# EXERCISE GOAL:
Please report every line from the material that contains the word "IRPDS".

# SUPPLIED MATERIAL:
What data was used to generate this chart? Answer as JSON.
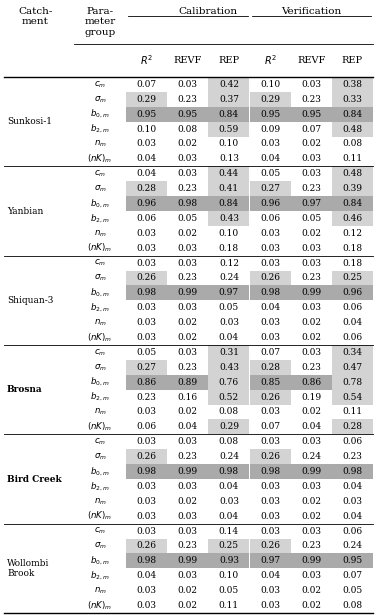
{
  "catchments": [
    "Sunkosi-1",
    "Yanbian",
    "Shiquan-3",
    "Brosna",
    "Bird Creek",
    "Wollombi\nBrook"
  ],
  "catchment_bold": [
    false,
    false,
    false,
    true,
    true,
    false
  ],
  "param_labels": [
    "$c_m$",
    "$\\sigma_m$",
    "$b_{0,m}$",
    "$b_{2,m}$",
    "$n_m$",
    "$(nK)_m$"
  ],
  "data": [
    [
      [
        0.07,
        0.03,
        0.42,
        0.1,
        0.03,
        0.38
      ],
      [
        0.29,
        0.23,
        0.37,
        0.29,
        0.23,
        0.33
      ],
      [
        0.95,
        0.95,
        0.84,
        0.95,
        0.95,
        0.84
      ],
      [
        0.1,
        0.08,
        0.59,
        0.09,
        0.07,
        0.48
      ],
      [
        0.03,
        0.02,
        0.1,
        0.03,
        0.02,
        0.08
      ],
      [
        0.04,
        0.03,
        0.13,
        0.04,
        0.03,
        0.11
      ]
    ],
    [
      [
        0.04,
        0.03,
        0.44,
        0.05,
        0.03,
        0.48
      ],
      [
        0.28,
        0.23,
        0.41,
        0.27,
        0.23,
        0.39
      ],
      [
        0.96,
        0.98,
        0.84,
        0.96,
        0.97,
        0.84
      ],
      [
        0.06,
        0.05,
        0.43,
        0.06,
        0.05,
        0.46
      ],
      [
        0.03,
        0.02,
        0.1,
        0.03,
        0.02,
        0.12
      ],
      [
        0.03,
        0.03,
        0.18,
        0.03,
        0.03,
        0.18
      ]
    ],
    [
      [
        0.03,
        0.03,
        0.12,
        0.03,
        0.03,
        0.18
      ],
      [
        0.26,
        0.23,
        0.24,
        0.26,
        0.23,
        0.25
      ],
      [
        0.98,
        0.99,
        0.97,
        0.98,
        0.99,
        0.96
      ],
      [
        0.03,
        0.03,
        0.05,
        0.04,
        0.03,
        0.06
      ],
      [
        0.03,
        0.02,
        0.03,
        0.03,
        0.02,
        0.04
      ],
      [
        0.03,
        0.02,
        0.04,
        0.03,
        0.02,
        0.06
      ]
    ],
    [
      [
        0.05,
        0.03,
        0.31,
        0.07,
        0.03,
        0.34
      ],
      [
        0.27,
        0.23,
        0.43,
        0.28,
        0.23,
        0.47
      ],
      [
        0.86,
        0.89,
        0.76,
        0.85,
        0.86,
        0.78
      ],
      [
        0.23,
        0.16,
        0.52,
        0.26,
        0.19,
        0.54
      ],
      [
        0.03,
        0.02,
        0.08,
        0.03,
        0.02,
        0.11
      ],
      [
        0.06,
        0.04,
        0.29,
        0.07,
        0.04,
        0.28
      ]
    ],
    [
      [
        0.03,
        0.03,
        0.08,
        0.03,
        0.03,
        0.06
      ],
      [
        0.26,
        0.23,
        0.24,
        0.26,
        0.24,
        0.23
      ],
      [
        0.98,
        0.99,
        0.98,
        0.98,
        0.99,
        0.98
      ],
      [
        0.03,
        0.03,
        0.04,
        0.03,
        0.03,
        0.04
      ],
      [
        0.03,
        0.02,
        0.03,
        0.03,
        0.02,
        0.03
      ],
      [
        0.03,
        0.03,
        0.04,
        0.03,
        0.02,
        0.04
      ]
    ],
    [
      [
        0.03,
        0.03,
        0.14,
        0.03,
        0.03,
        0.06
      ],
      [
        0.26,
        0.23,
        0.25,
        0.26,
        0.23,
        0.24
      ],
      [
        0.98,
        0.99,
        0.93,
        0.97,
        0.99,
        0.95
      ],
      [
        0.04,
        0.03,
        0.1,
        0.04,
        0.03,
        0.07
      ],
      [
        0.03,
        0.02,
        0.05,
        0.03,
        0.02,
        0.05
      ],
      [
        0.03,
        0.02,
        0.11,
        0.03,
        0.02,
        0.08
      ]
    ]
  ],
  "thresh_dark": 0.8,
  "thresh_light": 0.25,
  "color_dark": "#aaaaaa",
  "color_light": "#d3d3d3",
  "fs_data": 6.5,
  "fs_header": 7.5,
  "fs_colhdr": 7.0
}
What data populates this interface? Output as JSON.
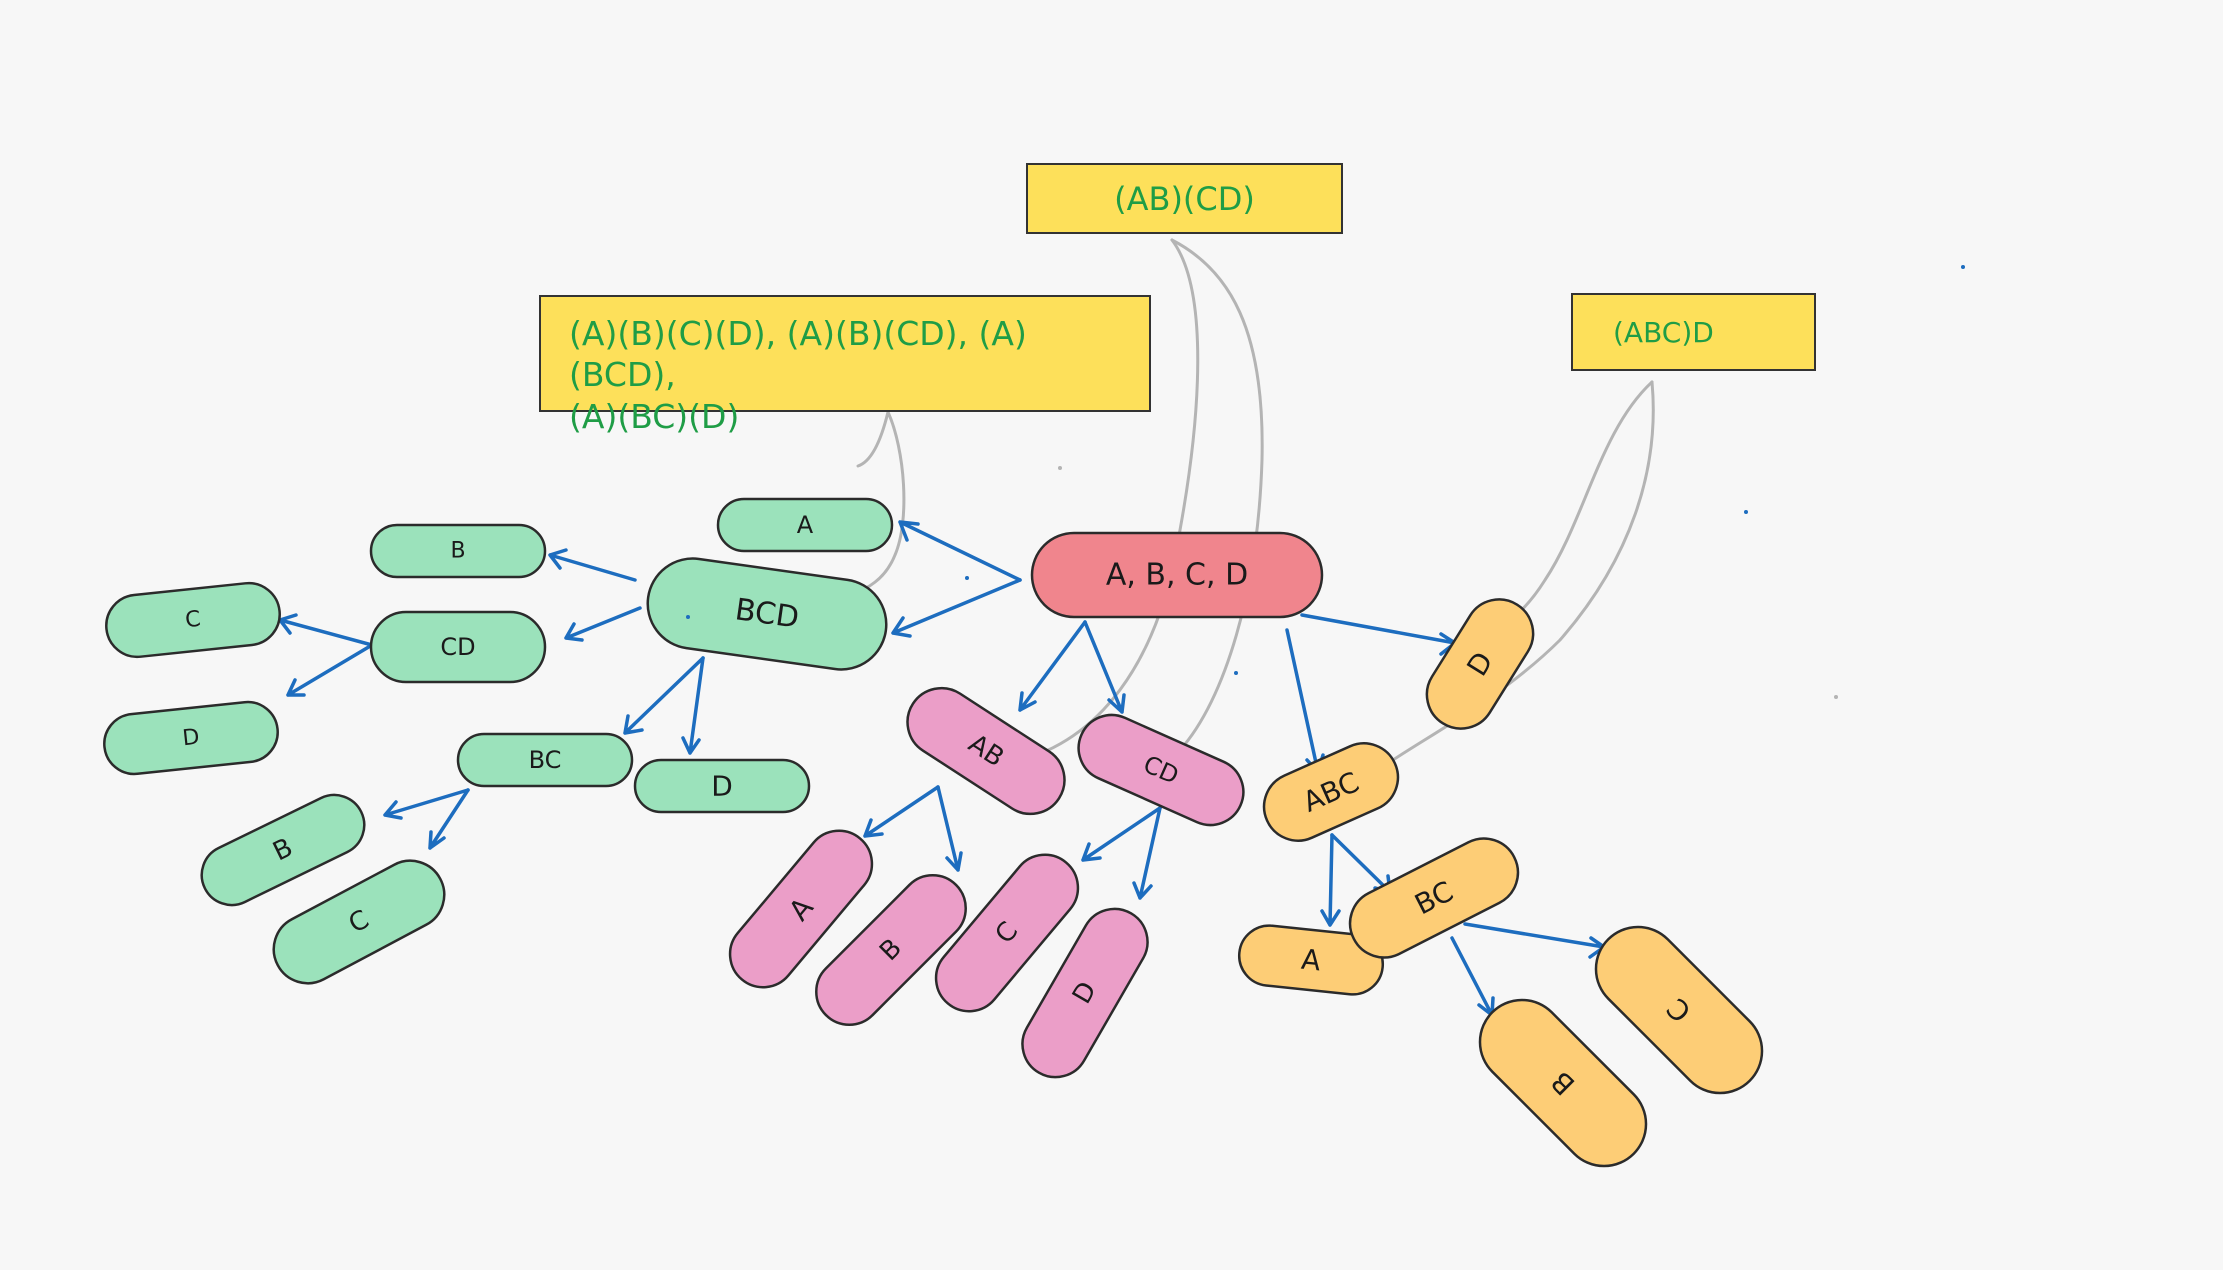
{
  "colors": {
    "background": "#f7f7f7",
    "note_fill": "#fde05a",
    "note_text": "#1f9d46",
    "root": "#f0858d",
    "green": "#9be2bb",
    "pink": "#eb9ec8",
    "orange": "#fdcd76",
    "arrow": "#1d6dbf",
    "connector": "#b4b4b4"
  },
  "notes": {
    "left_line1": "(A)(B)(C)(D), (A)(B)(CD), (A)(BCD),",
    "left_line2": "(A)(BC)(D)",
    "middle": "(AB)(CD)",
    "right": "(ABC)D"
  },
  "nodes": {
    "root": "A, B, C, D",
    "green_a": "A",
    "green_bcd": "BCD",
    "green_b": "B",
    "green_cd": "CD",
    "green_c": "C",
    "green_d": "D",
    "green_bc": "BC",
    "green_d2": "D",
    "green_b2": "B",
    "green_c2": "C",
    "pink_ab": "AB",
    "pink_cd": "CD",
    "pink_a": "A",
    "pink_b": "B",
    "pink_c": "C",
    "pink_d": "D",
    "orange_d": "D",
    "orange_abc": "ABC",
    "orange_a": "A",
    "orange_bc": "BC",
    "orange_b": "B",
    "orange_c": "C"
  }
}
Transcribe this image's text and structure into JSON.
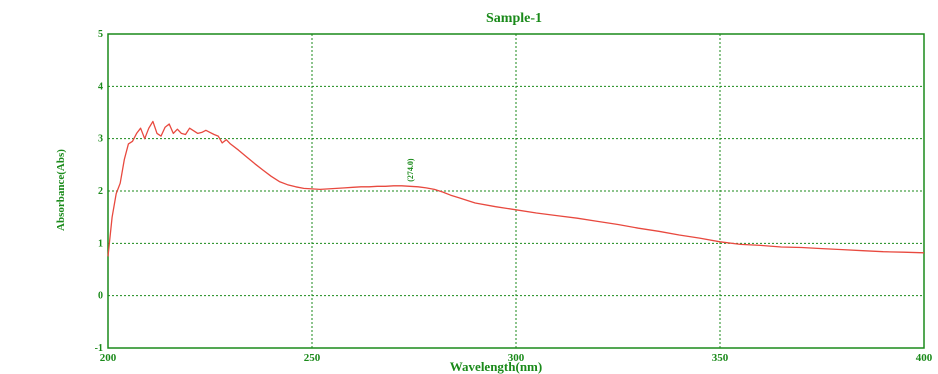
{
  "chart_data": {
    "type": "line",
    "title": "Sample-1",
    "xlabel": "Wavelength(nm)",
    "ylabel": "Absorbance(Abs)",
    "xlim": [
      200,
      400
    ],
    "ylim": [
      -1,
      5
    ],
    "x_ticks": [
      "200",
      "250",
      "300",
      "350",
      "400"
    ],
    "y_ticks": [
      "-1",
      "0",
      "1",
      "2",
      "3",
      "4",
      "5"
    ],
    "grid": true,
    "colors": {
      "axis": "#1a8a1a",
      "grid": "#1a8a1a",
      "line": "#e8493f",
      "text": "#1a8a1a"
    },
    "series": [
      {
        "x": [
          200,
          201,
          202,
          203,
          204,
          205,
          206,
          207,
          208,
          209,
          210,
          211,
          212,
          213,
          214,
          215,
          216,
          217,
          218,
          219,
          220,
          221,
          222,
          223,
          224,
          225,
          226,
          227,
          228,
          229,
          230,
          232,
          234,
          236,
          238,
          240,
          242,
          244,
          246,
          248,
          250,
          252,
          254,
          256,
          258,
          260,
          262,
          264,
          266,
          268,
          270,
          272,
          274,
          276,
          278,
          280,
          282,
          284,
          286,
          288,
          290,
          295,
          300,
          305,
          310,
          315,
          320,
          325,
          330,
          335,
          340,
          345,
          350,
          355,
          360,
          365,
          370,
          375,
          380,
          385,
          390,
          395,
          400
        ],
        "values": [
          0.75,
          1.5,
          1.95,
          2.15,
          2.6,
          2.9,
          2.95,
          3.1,
          3.2,
          3.0,
          3.2,
          3.33,
          3.1,
          3.05,
          3.22,
          3.28,
          3.1,
          3.18,
          3.1,
          3.08,
          3.2,
          3.15,
          3.1,
          3.12,
          3.16,
          3.12,
          3.08,
          3.05,
          2.92,
          2.98,
          2.9,
          2.78,
          2.65,
          2.52,
          2.4,
          2.28,
          2.18,
          2.12,
          2.08,
          2.05,
          2.04,
          2.03,
          2.04,
          2.05,
          2.06,
          2.07,
          2.08,
          2.08,
          2.09,
          2.09,
          2.1,
          2.1,
          2.09,
          2.08,
          2.06,
          2.03,
          1.98,
          1.92,
          1.87,
          1.82,
          1.77,
          1.7,
          1.64,
          1.58,
          1.53,
          1.48,
          1.42,
          1.36,
          1.29,
          1.23,
          1.16,
          1.1,
          1.03,
          0.98,
          0.96,
          0.93,
          0.92,
          0.9,
          0.88,
          0.86,
          0.84,
          0.83,
          0.82
        ]
      }
    ],
    "annotations": [
      {
        "text": "(274.0)",
        "x": 274,
        "y": 2.1
      }
    ]
  }
}
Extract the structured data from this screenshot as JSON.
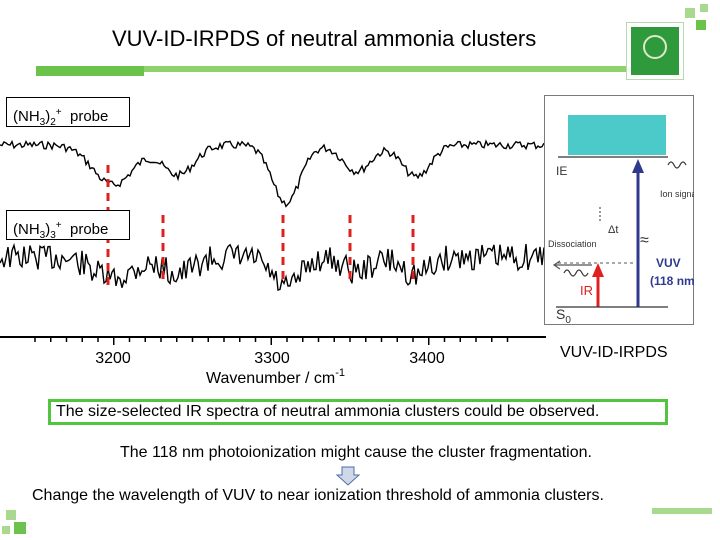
{
  "slide": {
    "title": "VUV-ID-IRPDS of neutral ammonia clusters",
    "logo_icon": "university-seal-logo",
    "accent_color": "#6cc24a"
  },
  "spectra": {
    "probe_top": {
      "base": "(NH",
      "sub1": "3",
      "mid": ")",
      "sub2": "2",
      "sup": "+",
      "tail": "  probe"
    },
    "probe_bottom": {
      "base": "(NH",
      "sub1": "3",
      "mid": ")",
      "sub2": "3",
      "sup": "+",
      "tail": "  probe"
    },
    "xlabel_prefix": "Wavenumber / cm",
    "xlabel_sup": "-1",
    "ticks": [
      "3200",
      "3300",
      "3400"
    ],
    "marker_color": "#e0201c"
  },
  "diagram": {
    "ie": "IE",
    "ion_signal": "Ion signal",
    "delta_t": "Δt",
    "dissociation": "Dissociation",
    "vuv": "VUV",
    "vuv_wavelength": "(118 nm)",
    "ir": "IR",
    "s0": "S",
    "s0_sub": "0",
    "ie_fill": "#4cc9c9",
    "arrow_color": "#2f3a8f",
    "ir_color": "#e02020"
  },
  "method_label": "VUV-ID-IRPDS",
  "notes": {
    "highlight": "The size-selected IR spectra of neutral ammonia clusters could be observed.",
    "fragmentation": "The 118 nm photoionization might cause the cluster fragmentation.",
    "proposal": "Change the wavelength of VUV to near ionization threshold of ammonia clusters."
  }
}
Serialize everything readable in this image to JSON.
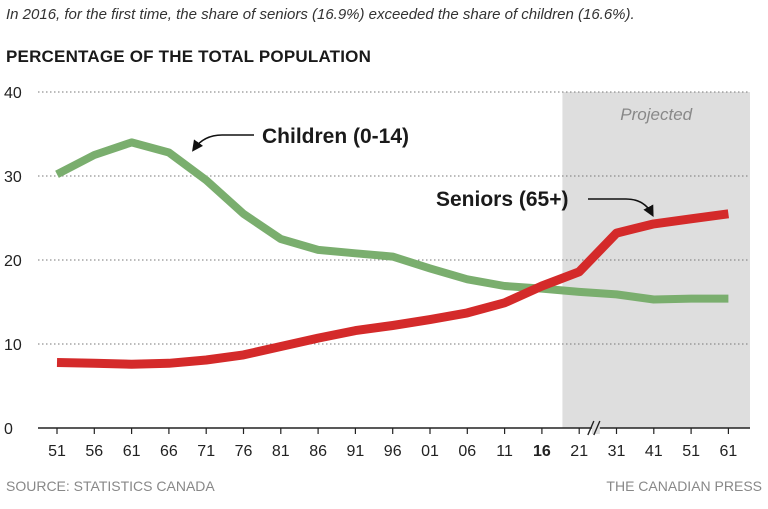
{
  "subtitle": "In 2016, for the first time, the share of seniors (16.9%) exceeded the share of children (16.6%).",
  "heading": "PERCENTAGE OF THE TOTAL POPULATION",
  "source": "SOURCE: STATISTICS CANADA",
  "credit": "THE CANADIAN PRESS",
  "chart_data": {
    "type": "line",
    "categories": [
      "51",
      "56",
      "61",
      "66",
      "71",
      "76",
      "81",
      "86",
      "91",
      "96",
      "01",
      "06",
      "11",
      "16",
      "21",
      "31",
      "41",
      "51",
      "61"
    ],
    "highlight_category": "16",
    "axis_break_after": "21",
    "ylim": [
      0,
      40
    ],
    "yticks": [
      0,
      10,
      20,
      30,
      40
    ],
    "grid": true,
    "projected_region": {
      "label": "Projected",
      "from": "21",
      "to": "61",
      "color": "#dedede"
    },
    "series": [
      {
        "name": "Children (0-14)",
        "color": "#7aae6e",
        "values": [
          30.2,
          32.5,
          34.0,
          32.8,
          29.5,
          25.5,
          22.5,
          21.2,
          20.8,
          20.4,
          19.0,
          17.7,
          16.9,
          16.6,
          16.2,
          15.9,
          15.3,
          15.4,
          15.4
        ]
      },
      {
        "name": "Seniors (65+)",
        "color": "#d42a2a",
        "values": [
          7.8,
          7.7,
          7.6,
          7.7,
          8.1,
          8.7,
          9.7,
          10.7,
          11.6,
          12.2,
          12.9,
          13.7,
          14.9,
          16.9,
          18.6,
          23.2,
          24.3,
          24.9,
          25.5
        ]
      }
    ]
  }
}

# SOLUTION BELOW:
    "title": "VUV-ID-IRPDS of neutral ammonia clusters",
  "method_label": "VUV-ID-IRPDS",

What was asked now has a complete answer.